--- Start ---
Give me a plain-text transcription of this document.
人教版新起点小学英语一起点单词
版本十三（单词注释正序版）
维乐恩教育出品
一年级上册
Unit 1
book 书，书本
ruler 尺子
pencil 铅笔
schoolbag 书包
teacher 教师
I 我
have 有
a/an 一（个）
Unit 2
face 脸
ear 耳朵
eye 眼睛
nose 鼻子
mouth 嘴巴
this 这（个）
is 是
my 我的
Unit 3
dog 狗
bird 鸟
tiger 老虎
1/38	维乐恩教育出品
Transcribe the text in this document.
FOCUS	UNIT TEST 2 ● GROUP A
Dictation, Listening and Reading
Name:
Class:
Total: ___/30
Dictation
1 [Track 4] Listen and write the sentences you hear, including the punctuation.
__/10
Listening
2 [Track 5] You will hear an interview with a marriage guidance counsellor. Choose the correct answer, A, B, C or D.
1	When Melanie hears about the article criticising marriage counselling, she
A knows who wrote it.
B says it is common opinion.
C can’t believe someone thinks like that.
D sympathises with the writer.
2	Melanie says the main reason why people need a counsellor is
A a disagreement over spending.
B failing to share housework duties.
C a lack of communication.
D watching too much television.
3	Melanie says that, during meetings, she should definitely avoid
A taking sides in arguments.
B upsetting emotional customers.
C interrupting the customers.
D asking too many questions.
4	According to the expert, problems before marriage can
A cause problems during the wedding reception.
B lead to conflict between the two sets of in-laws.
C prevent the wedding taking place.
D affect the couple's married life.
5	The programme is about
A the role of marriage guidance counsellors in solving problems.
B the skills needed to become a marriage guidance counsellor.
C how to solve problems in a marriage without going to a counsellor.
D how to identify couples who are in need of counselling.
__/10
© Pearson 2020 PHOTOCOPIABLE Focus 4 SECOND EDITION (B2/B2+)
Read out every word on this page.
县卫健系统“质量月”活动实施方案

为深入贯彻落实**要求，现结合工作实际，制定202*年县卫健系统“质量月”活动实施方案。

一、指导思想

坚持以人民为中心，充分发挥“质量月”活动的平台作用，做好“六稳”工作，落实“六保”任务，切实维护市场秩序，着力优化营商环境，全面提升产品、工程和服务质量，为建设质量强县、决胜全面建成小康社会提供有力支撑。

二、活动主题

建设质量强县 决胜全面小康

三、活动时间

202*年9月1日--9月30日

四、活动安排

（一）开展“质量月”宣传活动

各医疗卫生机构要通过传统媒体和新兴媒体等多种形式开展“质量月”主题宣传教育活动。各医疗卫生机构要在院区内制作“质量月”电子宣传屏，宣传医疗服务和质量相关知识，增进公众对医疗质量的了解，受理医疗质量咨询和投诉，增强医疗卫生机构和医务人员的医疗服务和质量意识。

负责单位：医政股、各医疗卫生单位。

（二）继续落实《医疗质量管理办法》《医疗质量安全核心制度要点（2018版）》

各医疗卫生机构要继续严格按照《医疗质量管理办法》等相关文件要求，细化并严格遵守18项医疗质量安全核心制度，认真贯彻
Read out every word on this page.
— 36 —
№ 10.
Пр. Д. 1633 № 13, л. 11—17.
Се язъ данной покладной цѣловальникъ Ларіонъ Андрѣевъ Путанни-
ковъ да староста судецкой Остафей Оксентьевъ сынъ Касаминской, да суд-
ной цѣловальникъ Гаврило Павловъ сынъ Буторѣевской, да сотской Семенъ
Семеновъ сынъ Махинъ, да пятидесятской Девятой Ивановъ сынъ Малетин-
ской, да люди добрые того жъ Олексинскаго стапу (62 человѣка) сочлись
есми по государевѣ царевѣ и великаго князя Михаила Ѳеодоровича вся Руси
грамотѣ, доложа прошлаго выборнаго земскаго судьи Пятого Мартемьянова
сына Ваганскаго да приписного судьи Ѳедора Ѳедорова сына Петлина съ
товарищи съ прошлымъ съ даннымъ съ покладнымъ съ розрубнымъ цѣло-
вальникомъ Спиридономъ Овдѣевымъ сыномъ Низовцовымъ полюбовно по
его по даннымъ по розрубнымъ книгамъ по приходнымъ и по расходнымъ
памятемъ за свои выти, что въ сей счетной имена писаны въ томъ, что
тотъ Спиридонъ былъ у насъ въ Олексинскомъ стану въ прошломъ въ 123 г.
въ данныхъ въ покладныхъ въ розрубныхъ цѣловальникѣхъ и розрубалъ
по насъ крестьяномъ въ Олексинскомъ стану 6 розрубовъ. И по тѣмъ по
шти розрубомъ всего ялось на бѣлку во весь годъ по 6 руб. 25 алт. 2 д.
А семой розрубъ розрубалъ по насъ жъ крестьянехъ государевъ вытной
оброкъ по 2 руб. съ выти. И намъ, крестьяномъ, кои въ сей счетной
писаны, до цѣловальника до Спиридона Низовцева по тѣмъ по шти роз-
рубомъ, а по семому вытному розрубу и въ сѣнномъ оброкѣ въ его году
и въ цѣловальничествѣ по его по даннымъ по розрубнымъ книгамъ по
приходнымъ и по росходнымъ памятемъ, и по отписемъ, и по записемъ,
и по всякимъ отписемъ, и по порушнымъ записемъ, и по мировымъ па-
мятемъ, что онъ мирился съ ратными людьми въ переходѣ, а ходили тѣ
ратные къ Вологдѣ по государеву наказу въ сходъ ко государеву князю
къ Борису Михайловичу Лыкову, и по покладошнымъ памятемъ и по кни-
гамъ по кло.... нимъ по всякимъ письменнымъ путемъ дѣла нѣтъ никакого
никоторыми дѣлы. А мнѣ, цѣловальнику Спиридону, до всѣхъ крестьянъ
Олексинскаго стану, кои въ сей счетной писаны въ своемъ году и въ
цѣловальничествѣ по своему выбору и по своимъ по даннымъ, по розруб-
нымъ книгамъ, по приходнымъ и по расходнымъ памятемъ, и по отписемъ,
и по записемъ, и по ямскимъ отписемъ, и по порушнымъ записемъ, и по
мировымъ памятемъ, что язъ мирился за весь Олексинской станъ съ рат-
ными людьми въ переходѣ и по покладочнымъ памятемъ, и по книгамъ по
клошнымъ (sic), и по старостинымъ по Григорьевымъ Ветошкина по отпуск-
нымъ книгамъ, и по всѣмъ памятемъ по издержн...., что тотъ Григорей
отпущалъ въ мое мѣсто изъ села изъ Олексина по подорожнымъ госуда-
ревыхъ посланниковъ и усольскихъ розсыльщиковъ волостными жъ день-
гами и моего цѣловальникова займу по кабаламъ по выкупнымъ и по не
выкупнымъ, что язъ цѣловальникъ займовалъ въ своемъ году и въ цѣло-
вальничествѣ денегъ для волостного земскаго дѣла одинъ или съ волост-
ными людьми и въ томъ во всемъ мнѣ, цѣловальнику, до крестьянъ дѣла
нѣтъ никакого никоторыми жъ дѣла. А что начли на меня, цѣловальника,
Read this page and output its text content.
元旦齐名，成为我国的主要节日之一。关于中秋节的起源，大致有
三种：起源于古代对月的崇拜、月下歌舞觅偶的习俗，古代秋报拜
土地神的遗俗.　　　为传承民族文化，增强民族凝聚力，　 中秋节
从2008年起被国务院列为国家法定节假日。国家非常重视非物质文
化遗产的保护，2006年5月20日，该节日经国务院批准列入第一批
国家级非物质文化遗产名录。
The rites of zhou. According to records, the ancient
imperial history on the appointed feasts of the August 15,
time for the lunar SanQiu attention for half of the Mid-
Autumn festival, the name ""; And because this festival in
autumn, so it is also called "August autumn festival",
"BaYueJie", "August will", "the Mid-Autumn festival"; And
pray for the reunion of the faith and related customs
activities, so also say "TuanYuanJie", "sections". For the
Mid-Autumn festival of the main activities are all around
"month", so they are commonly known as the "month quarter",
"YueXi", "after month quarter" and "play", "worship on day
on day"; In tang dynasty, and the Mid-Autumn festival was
--- End ---
Exercise requirements >> From the records above, extract each line exactly as shown.

Written solution >>
Give me a plain-text transcription of this document.
人教版新起点小学英语一起点单词
版本十三（单词注释正序版）
维乐恩教育出品
一年级上册
Unit 1
book 书，书本
ruler 尺子
pencil 铅笔
schoolbag 书包
teacher 教师
I 我
have 有
a/an 一（个）
Unit 2
face 脸
ear 耳朵
eye 眼睛
nose 鼻子
mouth 嘴巴
this 这（个）
is 是
my 我的
Unit 3
dog 狗
bird 鸟
tiger 老虎
1/38	维乐恩教育出品
Transcribe the text in this document.
FOCUS	UNIT TEST 2 ● GROUP A
Dictation, Listening and Reading
Name:
Class:
Total: ___/30
Dictation
1 [Track 4] Listen and write the sentences you hear, including the punctuation.
__/10
Listening
2 [Track 5] You will hear an interview with a marriage guidance counsellor. Choose the correct answer, A, B, C or D.
1	When Melanie hears about the article criticising marriage counselling, she
A knows who wrote it.
B says it is common opinion.
C can’t believe someone thinks like that.
D sympathises with the writer.
2	Melanie says the main reason why people need a counsellor is
A a disagreement over spending.
B failing to share housework duties.
C a lack of communication.
D watching too much television.
3	Melanie says that, during meetings, she should definitely avoid
A taking sides in arguments.
B upsetting emotional customers.
C interrupting the customers.
D asking too many questions.
4	According to the expert, problems before marriage can
A cause problems during the wedding reception.
B lead to conflict between the two sets of in-laws.
C prevent the wedding taking place.
D affect the couple's married life.
5	The programme is about
A the role of marriage guidance counsellors in solving problems.
B the skills needed to become a marriage guidance counsellor.
C how to solve problems in a marriage without going to a counsellor.
D how to identify couples who are in need of counselling.
__/10
© Pearson 2020 PHOTOCOPIABLE Focus 4 SECOND EDITION (B2/B2+)
Read out every word on this page.
县卫健系统“质量月”活动实施方案

为深入贯彻落实**要求，现结合工作实际，制定202*年县卫健系统“质量月”活动实施方案。

一、指导思想

坚持以人民为中心，充分发挥“质量月”活动的平台作用，做好“六稳”工作，落实“六保”任务，切实维护市场秩序，着力优化营商环境，全面提升产品、工程和服务质量，为建设质量强县、决胜全面建成小康社会提供有力支撑。

二、活动主题

建设质量强县 决胜全面小康

三、活动时间

202*年9月1日--9月30日

四、活动安排

（一）开展“质量月”宣传活动

各医疗卫生机构要通过传统媒体和新兴媒体等多种形式开展“质量月”主题宣传教育活动。各医疗卫生机构要在院区内制作“质量月”电子宣传屏，宣传医疗服务和质量相关知识，增进公众对医疗质量的了解，受理医疗质量咨询和投诉，增强医疗卫生机构和医务人员的医疗服务和质量意识。

负责单位：医政股、各医疗卫生单位。

（二）继续落实《医疗质量管理办法》《医疗质量安全核心制度要点（2018版）》

各医疗卫生机构要继续严格按照《医疗质量管理办法》等相关文件要求，细化并严格遵守18项医疗质量安全核心制度，认真贯彻
Read out every word on this page.
— 36 —
№ 10.
Пр. Д. 1633 № 13, л. 11—17.
Се язъ данной покладной цѣловальникъ Ларіонъ Андрѣевъ Путанни-
ковъ да староста судецкой Остафей Оксентьевъ сынъ Касаминской, да суд-
ной цѣловальникъ Гаврило Павловъ сынъ Буторѣевской, да сотской Семенъ
Семеновъ сынъ Махинъ, да пятидесятской Девятой Ивановъ сынъ Малетин-
ской, да люди добрые того жъ Олексинскаго стапу (62 человѣка) сочлись
есми по государевѣ царевѣ и великаго князя Михаила Ѳеодоровича вся Руси
грамотѣ, доложа прошлаго выборнаго земскаго судьи Пятого Мартемьянова
сына Ваганскаго да приписного судьи Ѳедора Ѳедорова сына Петлина съ
товарищи съ прошлымъ съ даннымъ съ покладнымъ съ розрубнымъ цѣло-
вальникомъ Спиридономъ Овдѣевымъ сыномъ Низовцовымъ полюбовно по
его по даннымъ по розрубнымъ книгамъ по приходнымъ и по расходнымъ
памятемъ за свои выти, что въ сей счетной имена писаны въ томъ, что
тотъ Спиридонъ былъ у насъ въ Олексинскомъ стану въ прошломъ въ 123 г.
въ данныхъ въ покладныхъ въ розрубныхъ цѣловальникѣхъ и розрубалъ
по насъ крестьяномъ въ Олексинскомъ стану 6 розрубовъ. И по тѣмъ по
шти розрубомъ всего ялось на бѣлку во весь годъ по 6 руб. 25 алт. 2 д.
А семой розрубъ розрубалъ по насъ жъ крестьянехъ государевъ вытной
оброкъ по 2 руб. съ выти. И намъ, крестьяномъ, кои въ сей счетной
писаны, до цѣловальника до Спиридона Низовцева по тѣмъ по шти роз-
рубомъ, а по семому вытному розрубу и въ сѣнномъ оброкѣ въ его году
и въ цѣловальничествѣ по его по даннымъ по розрубнымъ книгамъ по
приходнымъ и по росходнымъ памятемъ, и по отписемъ, и по записемъ,
и по всякимъ отписемъ, и по порушнымъ записемъ, и по мировымъ па-
мятемъ, что онъ мирился съ ратными людьми въ переходѣ, а ходили тѣ
ратные къ Вологдѣ по государеву наказу въ сходъ ко государеву князю
къ Борису Михайловичу Лыкову, и по покладошнымъ памятемъ и по кни-
гамъ по кло.... нимъ по всякимъ письменнымъ путемъ дѣла нѣтъ никакого
никоторыми дѣлы. А мнѣ, цѣловальнику Спиридону, до всѣхъ крестьянъ
Олексинскаго стану, кои въ сей счетной писаны въ своемъ году и въ
цѣловальничествѣ по своему выбору и по своимъ по даннымъ, по розруб-
нымъ книгамъ, по приходнымъ и по расходнымъ памятемъ, и по отписемъ,
и по записемъ, и по ямскимъ отписемъ, и по порушнымъ записемъ, и по
мировымъ памятемъ, что язъ мирился за весь Олексинской станъ съ рат-
ными людьми въ переходѣ и по покладочнымъ памятемъ, и по книгамъ по
клошнымъ (sic), и по старостинымъ по Григорьевымъ Ветошкина по отпуск-
нымъ книгамъ, и по всѣмъ памятемъ по издержн...., что тотъ Григорей
отпущалъ въ мое мѣсто изъ села изъ Олексина по подорожнымъ госуда-
ревыхъ посланниковъ и усольскихъ розсыльщиковъ волостными жъ день-
гами и моего цѣловальникова займу по кабаламъ по выкупнымъ и по не
выкупнымъ, что язъ цѣловальникъ займовалъ въ своемъ году и въ цѣло-
вальничествѣ денегъ для волостного земскаго дѣла одинъ или съ волост-
ными людьми и въ томъ во всемъ мнѣ, цѣловальнику, до крестьянъ дѣла
нѣтъ никакого никоторыми жъ дѣла. А что начли на меня, цѣловальника,
Read this page and output its text content.
元旦齐名，成为我国的主要节日之一。关于中秋节的起源，大致有
三种：起源于古代对月的崇拜、月下歌舞觅偶的习俗，古代秋报拜
土地神的遗俗.　　　为传承民族文化，增强民族凝聚力，　 中秋节
从2008年起被国务院列为国家法定节假日。国家非常重视非物质文
化遗产的保护，2006年5月20日，该节日经国务院批准列入第一批
国家级非物质文化遗产名录。
The rites of zhou. According to records, the ancient
imperial history on the appointed feasts of the August 15,
time for the lunar SanQiu attention for half of the Mid-
Autumn festival, the name ""; And because this festival in
autumn, so it is also called "August autumn festival",
"BaYueJie", "August will", "the Mid-Autumn festival"; And
pray for the reunion of the faith and related customs
activities, so also say "TuanYuanJie", "sections". For the
Mid-Autumn festival of the main activities are all around
"month", so they are commonly known as the "month quarter",
"YueXi", "after month quarter" and "play", "worship on day
on day"; In tang dynasty, and the Mid-Autumn festival was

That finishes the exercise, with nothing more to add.